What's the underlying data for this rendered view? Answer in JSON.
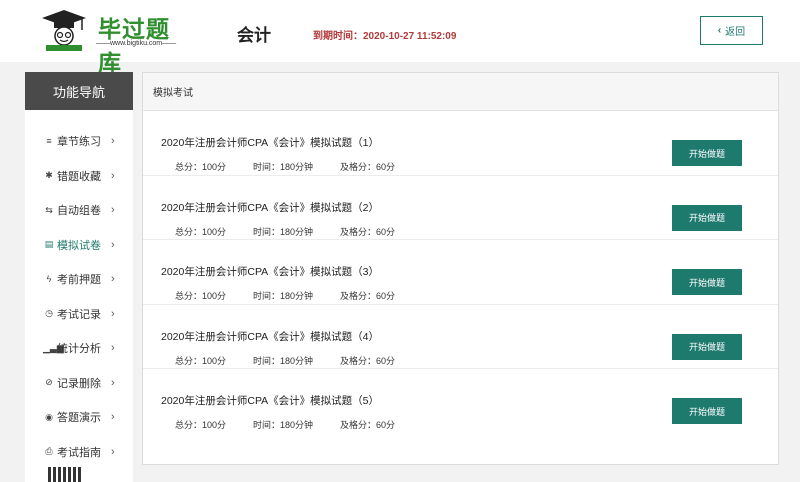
{
  "header": {
    "logo_title": "毕过题库",
    "logo_url": "——www.bigtiku.com——",
    "subject": "会计",
    "expire_label": "到期时间：",
    "expire_value": "2020-10-27 11:52:09",
    "back_label": "返回",
    "back_icon": "chevron-left-icon"
  },
  "sidebar": {
    "title": "功能导航",
    "items": [
      {
        "icon": "≡",
        "icon_name": "list-icon",
        "label": "章节练习",
        "arrow": "›"
      },
      {
        "icon": "✱",
        "icon_name": "asterisk-icon",
        "label": "错题收藏",
        "arrow": "›"
      },
      {
        "icon": "⇆",
        "icon_name": "retweet-icon",
        "label": "自动组卷",
        "arrow": "›"
      },
      {
        "icon": "▤",
        "icon_name": "document-icon",
        "label": "模拟试卷",
        "arrow": "›"
      },
      {
        "icon": "ϟ",
        "icon_name": "bolt-icon",
        "label": "考前押题",
        "arrow": "›"
      },
      {
        "icon": "◷",
        "icon_name": "clock-icon",
        "label": "考试记录",
        "arrow": "›"
      },
      {
        "icon": "▁▃▆",
        "icon_name": "bar-chart-icon",
        "label": "统计分析",
        "arrow": "›"
      },
      {
        "icon": "⊘",
        "icon_name": "ban-icon",
        "label": "记录删除",
        "arrow": "›"
      },
      {
        "icon": "◉",
        "icon_name": "globe-icon",
        "label": "答题演示",
        "arrow": "›"
      },
      {
        "icon": "⎙",
        "icon_name": "print-icon",
        "label": "考试指南",
        "arrow": "›"
      }
    ],
    "active_index": 3
  },
  "panel": {
    "title": "模拟考试",
    "exams": [
      {
        "title": "2020年注册会计师CPA《会计》模拟试题（1）",
        "total": "总分：100分",
        "time": "时间：180分钟",
        "pass": "及格分：60分",
        "button": "开始做题"
      },
      {
        "title": "2020年注册会计师CPA《会计》模拟试题（2）",
        "total": "总分：100分",
        "time": "时间：180分钟",
        "pass": "及格分：60分",
        "button": "开始做题"
      },
      {
        "title": "2020年注册会计师CPA《会计》模拟试题（3）",
        "total": "总分：100分",
        "time": "时间：180分钟",
        "pass": "及格分：60分",
        "button": "开始做题"
      },
      {
        "title": "2020年注册会计师CPA《会计》模拟试题（4）",
        "total": "总分：100分",
        "time": "时间：180分钟",
        "pass": "及格分：60分",
        "button": "开始做题"
      },
      {
        "title": "2020年注册会计师CPA《会计》模拟试题（5）",
        "total": "总分：100分",
        "time": "时间：180分钟",
        "pass": "及格分：60分",
        "button": "开始做题"
      }
    ]
  },
  "colors": {
    "accent": "#1f7a6e",
    "expire": "#b33a3a",
    "logo_green": "#2f8f2f",
    "sidebar_head": "#4a4a4a"
  }
}
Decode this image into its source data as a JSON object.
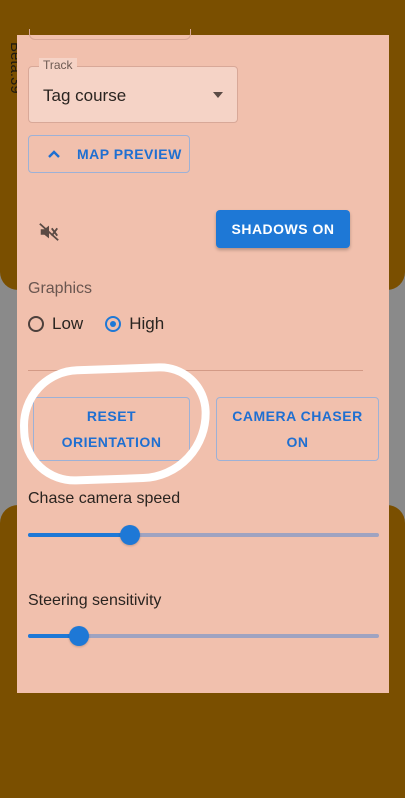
{
  "beta_label": "Beta:39",
  "track": {
    "label": "Track",
    "value": "Tag course"
  },
  "map_preview_label": "MAP PREVIEW",
  "shadows_label": "SHADOWS ON",
  "graphics": {
    "title": "Graphics",
    "options": [
      {
        "label": "Low",
        "selected": false
      },
      {
        "label": "High",
        "selected": true
      }
    ]
  },
  "buttons": {
    "reset_line1": "RESET",
    "reset_line2": "ORIENTATION",
    "chaser_line1": "CAMERA CHASER",
    "chaser_line2": "ON"
  },
  "sliders": {
    "chase_speed": {
      "label": "Chase camera speed",
      "value": 0.29
    },
    "steering": {
      "label": "Steering sensitivity",
      "value": 0.145
    }
  },
  "icons": {
    "mute": "volume-off-icon",
    "chevron": "chevron-up-icon"
  },
  "colors": {
    "accent": "#1e78d6",
    "panel": "#f1c0ad",
    "background": "#7a4f00"
  }
}
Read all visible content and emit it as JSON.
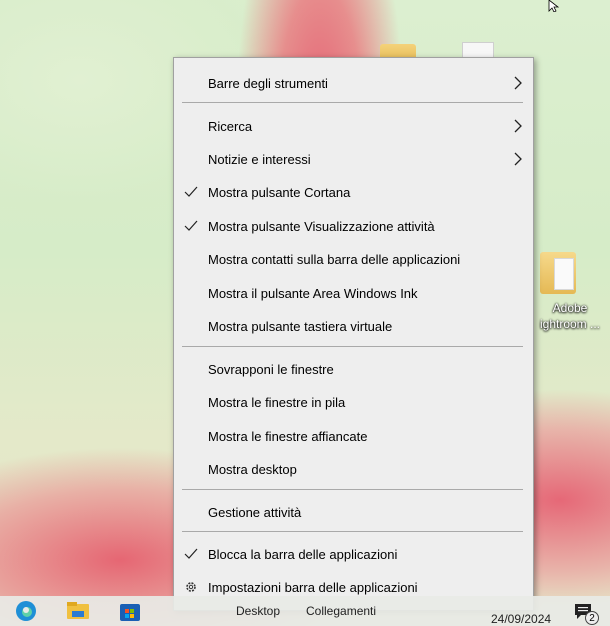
{
  "context_menu": {
    "items": [
      {
        "label": "Barre degli strumenti"
      },
      {
        "label": "Ricerca"
      },
      {
        "label": "Notizie e interessi"
      },
      {
        "label": "Mostra pulsante Cortana"
      },
      {
        "label": "Mostra pulsante Visualizzazione attività"
      },
      {
        "label": "Mostra contatti sulla barra delle applicazioni"
      },
      {
        "label": "Mostra il pulsante Area Windows Ink"
      },
      {
        "label": "Mostra pulsante tastiera virtuale"
      },
      {
        "label": "Sovrapponi le finestre"
      },
      {
        "label": "Mostra le finestre in pila"
      },
      {
        "label": "Mostra le finestre affiancate"
      },
      {
        "label": "Mostra desktop"
      },
      {
        "label": "Gestione attività"
      },
      {
        "label": "Blocca la barra delle applicazioni"
      },
      {
        "label": "Impostazioni barra delle applicazioni"
      }
    ]
  },
  "desktop": {
    "icon_label": "Adobe\nightroom ..."
  },
  "taskbar": {
    "desktop_label": "Desktop",
    "links_label": "Collegamenti",
    "date": "24/09/2024",
    "notification_count": "2",
    "icons": [
      "edge-icon",
      "file-explorer-icon",
      "store-icon"
    ]
  },
  "colors": {
    "menu_bg": "#eeeeee",
    "separator": "#a9a9a9"
  }
}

Task requirements: Print the complete listing exactly, apart from any pictures.

Result of the exercise:
What's the underlying data for this rendered view? Answer in JSON.
{
  "header": {
    "logo_title": "毕过题库",
    "logo_url": "——www.bigtiku.com——",
    "subject": "会计",
    "expire_label": "到期时间：",
    "expire_value": "2020-10-27 11:52:09",
    "back_label": "返回",
    "back_icon": "chevron-left-icon"
  },
  "sidebar": {
    "title": "功能导航",
    "items": [
      {
        "icon": "≡",
        "icon_name": "list-icon",
        "label": "章节练习",
        "arrow": "›"
      },
      {
        "icon": "✱",
        "icon_name": "asterisk-icon",
        "label": "错题收藏",
        "arrow": "›"
      },
      {
        "icon": "⇆",
        "icon_name": "retweet-icon",
        "label": "自动组卷",
        "arrow": "›"
      },
      {
        "icon": "▤",
        "icon_name": "document-icon",
        "label": "模拟试卷",
        "arrow": "›"
      },
      {
        "icon": "ϟ",
        "icon_name": "bolt-icon",
        "label": "考前押题",
        "arrow": "›"
      },
      {
        "icon": "◷",
        "icon_name": "clock-icon",
        "label": "考试记录",
        "arrow": "›"
      },
      {
        "icon": "▁▃▆",
        "icon_name": "bar-chart-icon",
        "label": "统计分析",
        "arrow": "›"
      },
      {
        "icon": "⊘",
        "icon_name": "ban-icon",
        "label": "记录删除",
        "arrow": "›"
      },
      {
        "icon": "◉",
        "icon_name": "globe-icon",
        "label": "答题演示",
        "arrow": "›"
      },
      {
        "icon": "⎙",
        "icon_name": "print-icon",
        "label": "考试指南",
        "arrow": "›"
      }
    ],
    "active_index": 3
  },
  "panel": {
    "title": "模拟考试",
    "exams": [
      {
        "title": "2020年注册会计师CPA《会计》模拟试题（1）",
        "total": "总分：100分",
        "time": "时间：180分钟",
        "pass": "及格分：60分",
        "button": "开始做题"
      },
      {
        "title": "2020年注册会计师CPA《会计》模拟试题（2）",
        "total": "总分：100分",
        "time": "时间：180分钟",
        "pass": "及格分：60分",
        "button": "开始做题"
      },
      {
        "title": "2020年注册会计师CPA《会计》模拟试题（3）",
        "total": "总分：100分",
        "time": "时间：180分钟",
        "pass": "及格分：60分",
        "button": "开始做题"
      },
      {
        "title": "2020年注册会计师CPA《会计》模拟试题（4）",
        "total": "总分：100分",
        "time": "时间：180分钟",
        "pass": "及格分：60分",
        "button": "开始做题"
      },
      {
        "title": "2020年注册会计师CPA《会计》模拟试题（5）",
        "total": "总分：100分",
        "time": "时间：180分钟",
        "pass": "及格分：60分",
        "button": "开始做题"
      }
    ]
  },
  "colors": {
    "accent": "#1f7a6e",
    "expire": "#b33a3a",
    "logo_green": "#2f8f2f",
    "sidebar_head": "#4a4a4a"
  }
}
Decode this image into its source data as a JSON object.
{
  "beta_label": "Beta:39",
  "track": {
    "label": "Track",
    "value": "Tag course"
  },
  "map_preview_label": "MAP PREVIEW",
  "shadows_label": "SHADOWS ON",
  "graphics": {
    "title": "Graphics",
    "options": [
      {
        "label": "Low",
        "selected": false
      },
      {
        "label": "High",
        "selected": true
      }
    ]
  },
  "buttons": {
    "reset_line1": "RESET",
    "reset_line2": "ORIENTATION",
    "chaser_line1": "CAMERA CHASER",
    "chaser_line2": "ON"
  },
  "sliders": {
    "chase_speed": {
      "label": "Chase camera speed",
      "value": 0.29
    },
    "steering": {
      "label": "Steering sensitivity",
      "value": 0.145
    }
  },
  "icons": {
    "mute": "volume-off-icon",
    "chevron": "chevron-up-icon"
  },
  "colors": {
    "accent": "#1e78d6",
    "panel": "#f1c0ad",
    "background": "#7a4f00"
  }
}
Read all visible content and emit it as JSON.
{
  "context_menu": {
    "items": [
      {
        "label": "Barre degli strumenti"
      },
      {
        "label": "Ricerca"
      },
      {
        "label": "Notizie e interessi"
      },
      {
        "label": "Mostra pulsante Cortana"
      },
      {
        "label": "Mostra pulsante Visualizzazione attività"
      },
      {
        "label": "Mostra contatti sulla barra delle applicazioni"
      },
      {
        "label": "Mostra il pulsante Area Windows Ink"
      },
      {
        "label": "Mostra pulsante tastiera virtuale"
      },
      {
        "label": "Sovrapponi le finestre"
      },
      {
        "label": "Mostra le finestre in pila"
      },
      {
        "label": "Mostra le finestre affiancate"
      },
      {
        "label": "Mostra desktop"
      },
      {
        "label": "Gestione attività"
      },
      {
        "label": "Blocca la barra delle applicazioni"
      },
      {
        "label": "Impostazioni barra delle applicazioni"
      }
    ]
  },
  "desktop": {
    "icon_label": "Adobe\nightroom ..."
  },
  "taskbar": {
    "desktop_label": "Desktop",
    "links_label": "Collegamenti",
    "date": "24/09/2024",
    "notification_count": "2",
    "icons": [
      "edge-icon",
      "file-explorer-icon",
      "store-icon"
    ]
  },
  "colors": {
    "menu_bg": "#eeeeee",
    "separator": "#a9a9a9"
  }
}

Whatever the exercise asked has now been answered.